> Directions for this task
Look for "Schlafes" in each line of the entries, and return the matching lines.

(Page images and their text)
"""

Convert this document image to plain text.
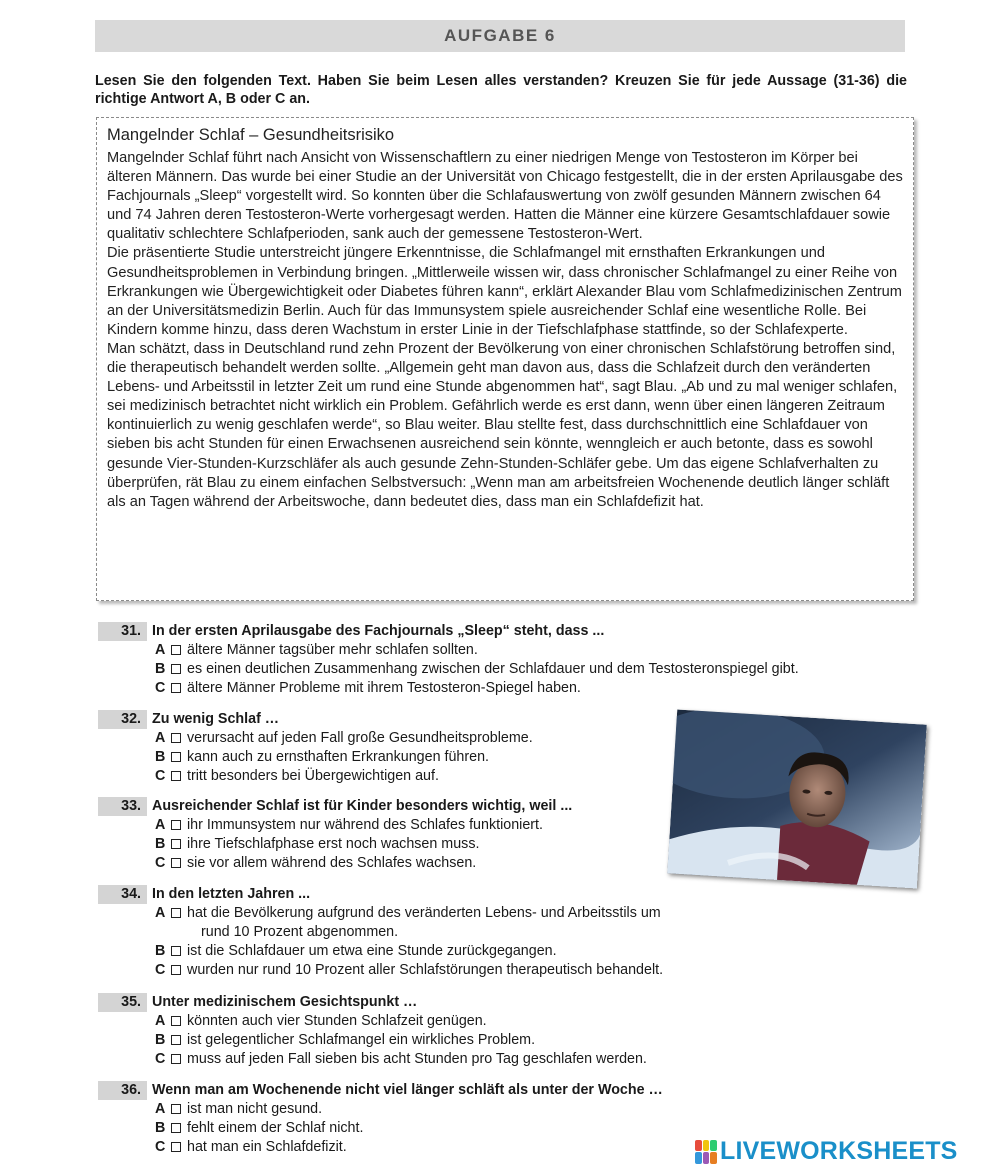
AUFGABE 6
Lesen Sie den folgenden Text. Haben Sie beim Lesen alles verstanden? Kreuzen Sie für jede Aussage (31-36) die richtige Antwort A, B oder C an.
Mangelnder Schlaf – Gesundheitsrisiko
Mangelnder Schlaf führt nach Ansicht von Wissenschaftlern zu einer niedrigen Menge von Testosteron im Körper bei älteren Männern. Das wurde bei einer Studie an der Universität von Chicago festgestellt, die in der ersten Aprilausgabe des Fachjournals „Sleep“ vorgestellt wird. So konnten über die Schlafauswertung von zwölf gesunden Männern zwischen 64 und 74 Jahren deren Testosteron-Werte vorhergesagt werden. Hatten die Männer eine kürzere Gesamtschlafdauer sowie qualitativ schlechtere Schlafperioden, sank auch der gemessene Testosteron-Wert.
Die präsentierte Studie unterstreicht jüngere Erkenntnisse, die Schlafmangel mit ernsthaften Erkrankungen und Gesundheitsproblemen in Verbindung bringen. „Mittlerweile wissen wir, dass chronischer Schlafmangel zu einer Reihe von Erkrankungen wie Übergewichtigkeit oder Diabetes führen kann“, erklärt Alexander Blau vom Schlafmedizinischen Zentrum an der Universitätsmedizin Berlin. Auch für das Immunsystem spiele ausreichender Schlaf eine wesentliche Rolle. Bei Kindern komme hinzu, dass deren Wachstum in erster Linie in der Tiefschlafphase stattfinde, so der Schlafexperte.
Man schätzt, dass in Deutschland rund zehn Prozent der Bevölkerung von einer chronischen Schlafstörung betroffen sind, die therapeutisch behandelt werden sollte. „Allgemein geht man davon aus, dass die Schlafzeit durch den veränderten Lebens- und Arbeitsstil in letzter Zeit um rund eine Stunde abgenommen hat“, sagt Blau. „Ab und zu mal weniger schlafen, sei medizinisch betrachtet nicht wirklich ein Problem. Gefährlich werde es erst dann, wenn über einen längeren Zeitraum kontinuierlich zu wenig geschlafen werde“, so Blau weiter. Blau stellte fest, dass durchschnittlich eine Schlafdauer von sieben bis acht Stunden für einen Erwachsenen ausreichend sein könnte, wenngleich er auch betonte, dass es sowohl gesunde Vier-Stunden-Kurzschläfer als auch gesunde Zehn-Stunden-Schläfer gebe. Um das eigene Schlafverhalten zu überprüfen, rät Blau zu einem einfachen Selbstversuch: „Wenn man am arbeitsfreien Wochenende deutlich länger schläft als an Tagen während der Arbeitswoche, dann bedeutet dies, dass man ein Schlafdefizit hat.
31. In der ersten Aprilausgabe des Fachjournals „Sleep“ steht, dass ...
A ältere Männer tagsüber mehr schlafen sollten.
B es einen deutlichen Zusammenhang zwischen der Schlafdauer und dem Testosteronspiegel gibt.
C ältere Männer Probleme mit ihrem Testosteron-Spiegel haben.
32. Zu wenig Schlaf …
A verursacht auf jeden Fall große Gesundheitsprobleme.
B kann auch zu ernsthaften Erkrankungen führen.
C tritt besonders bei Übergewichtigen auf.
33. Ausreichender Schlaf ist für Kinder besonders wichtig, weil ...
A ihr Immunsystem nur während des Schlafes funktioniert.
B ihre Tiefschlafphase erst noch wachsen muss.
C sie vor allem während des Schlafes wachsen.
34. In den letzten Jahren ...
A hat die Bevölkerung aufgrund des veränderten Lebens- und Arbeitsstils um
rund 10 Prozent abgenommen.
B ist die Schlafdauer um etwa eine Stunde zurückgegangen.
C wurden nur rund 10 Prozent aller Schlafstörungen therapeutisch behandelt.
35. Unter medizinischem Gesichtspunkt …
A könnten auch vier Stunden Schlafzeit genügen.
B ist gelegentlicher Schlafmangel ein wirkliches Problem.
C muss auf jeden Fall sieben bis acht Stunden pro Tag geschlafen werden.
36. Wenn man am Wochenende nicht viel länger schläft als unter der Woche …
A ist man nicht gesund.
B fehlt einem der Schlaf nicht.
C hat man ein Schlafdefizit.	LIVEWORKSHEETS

"""

> Exercise output
A ihr Immunsystem nur während des Schlafes funktioniert.
C sie vor allem während des Schlafes wachsen.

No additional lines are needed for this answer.